Aim: Answer with one number only: the number of lines that include the word "target".

Supplied data:
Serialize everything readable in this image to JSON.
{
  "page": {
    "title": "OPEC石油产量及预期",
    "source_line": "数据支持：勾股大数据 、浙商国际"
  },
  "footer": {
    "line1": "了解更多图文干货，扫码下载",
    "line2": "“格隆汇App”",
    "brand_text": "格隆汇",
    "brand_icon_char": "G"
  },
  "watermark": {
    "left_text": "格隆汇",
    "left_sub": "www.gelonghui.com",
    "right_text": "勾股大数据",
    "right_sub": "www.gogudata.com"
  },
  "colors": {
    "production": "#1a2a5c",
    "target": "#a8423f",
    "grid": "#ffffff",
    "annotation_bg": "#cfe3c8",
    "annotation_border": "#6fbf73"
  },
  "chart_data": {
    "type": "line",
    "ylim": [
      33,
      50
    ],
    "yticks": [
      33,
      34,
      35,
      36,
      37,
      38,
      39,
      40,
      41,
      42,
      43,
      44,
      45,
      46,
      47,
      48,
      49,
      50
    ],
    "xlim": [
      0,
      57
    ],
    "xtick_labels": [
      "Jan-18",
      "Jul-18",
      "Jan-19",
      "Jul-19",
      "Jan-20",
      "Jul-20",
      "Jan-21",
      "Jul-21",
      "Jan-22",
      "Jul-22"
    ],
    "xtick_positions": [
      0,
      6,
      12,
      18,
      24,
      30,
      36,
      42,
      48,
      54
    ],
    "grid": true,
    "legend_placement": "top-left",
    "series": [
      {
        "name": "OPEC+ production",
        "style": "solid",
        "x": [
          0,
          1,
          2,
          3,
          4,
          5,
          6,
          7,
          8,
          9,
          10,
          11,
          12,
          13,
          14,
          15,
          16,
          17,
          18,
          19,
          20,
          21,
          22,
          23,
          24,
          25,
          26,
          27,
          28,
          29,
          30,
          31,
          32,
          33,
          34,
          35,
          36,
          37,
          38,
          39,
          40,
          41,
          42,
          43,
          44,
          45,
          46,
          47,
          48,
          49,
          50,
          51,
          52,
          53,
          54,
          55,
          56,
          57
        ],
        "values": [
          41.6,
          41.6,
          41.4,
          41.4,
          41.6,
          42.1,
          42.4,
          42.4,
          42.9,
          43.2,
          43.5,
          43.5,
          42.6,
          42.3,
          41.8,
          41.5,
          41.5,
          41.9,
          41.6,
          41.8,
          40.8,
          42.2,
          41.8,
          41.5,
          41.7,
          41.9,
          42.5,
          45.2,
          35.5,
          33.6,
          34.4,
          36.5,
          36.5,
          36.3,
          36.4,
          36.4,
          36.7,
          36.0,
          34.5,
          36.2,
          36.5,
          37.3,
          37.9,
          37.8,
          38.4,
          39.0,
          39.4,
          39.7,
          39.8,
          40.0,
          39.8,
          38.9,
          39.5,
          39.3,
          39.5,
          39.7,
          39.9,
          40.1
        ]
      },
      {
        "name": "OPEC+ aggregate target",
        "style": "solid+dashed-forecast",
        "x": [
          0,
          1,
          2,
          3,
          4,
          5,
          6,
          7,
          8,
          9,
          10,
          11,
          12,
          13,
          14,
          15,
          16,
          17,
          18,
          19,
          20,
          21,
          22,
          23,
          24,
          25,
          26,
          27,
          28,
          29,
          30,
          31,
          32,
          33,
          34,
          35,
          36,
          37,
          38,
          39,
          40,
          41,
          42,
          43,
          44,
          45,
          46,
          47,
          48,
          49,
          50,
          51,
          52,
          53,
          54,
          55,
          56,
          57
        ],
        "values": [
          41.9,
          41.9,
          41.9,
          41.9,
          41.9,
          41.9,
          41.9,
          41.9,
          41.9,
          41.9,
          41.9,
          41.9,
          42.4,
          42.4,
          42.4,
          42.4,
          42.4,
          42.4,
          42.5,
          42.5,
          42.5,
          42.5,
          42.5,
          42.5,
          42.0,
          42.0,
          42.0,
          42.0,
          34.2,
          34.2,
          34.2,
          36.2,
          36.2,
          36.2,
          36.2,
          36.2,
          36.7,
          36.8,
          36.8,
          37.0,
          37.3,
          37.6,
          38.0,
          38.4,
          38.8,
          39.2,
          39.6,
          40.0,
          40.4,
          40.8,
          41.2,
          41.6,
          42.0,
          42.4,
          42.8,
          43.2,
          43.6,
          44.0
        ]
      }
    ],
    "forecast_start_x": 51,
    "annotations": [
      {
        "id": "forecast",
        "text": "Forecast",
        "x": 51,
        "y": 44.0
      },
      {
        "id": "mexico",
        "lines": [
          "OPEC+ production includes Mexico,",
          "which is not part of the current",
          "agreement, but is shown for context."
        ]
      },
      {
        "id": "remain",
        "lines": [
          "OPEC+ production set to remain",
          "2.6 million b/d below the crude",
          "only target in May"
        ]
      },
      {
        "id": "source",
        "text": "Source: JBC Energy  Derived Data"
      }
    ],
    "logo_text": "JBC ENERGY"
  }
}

Task output: 3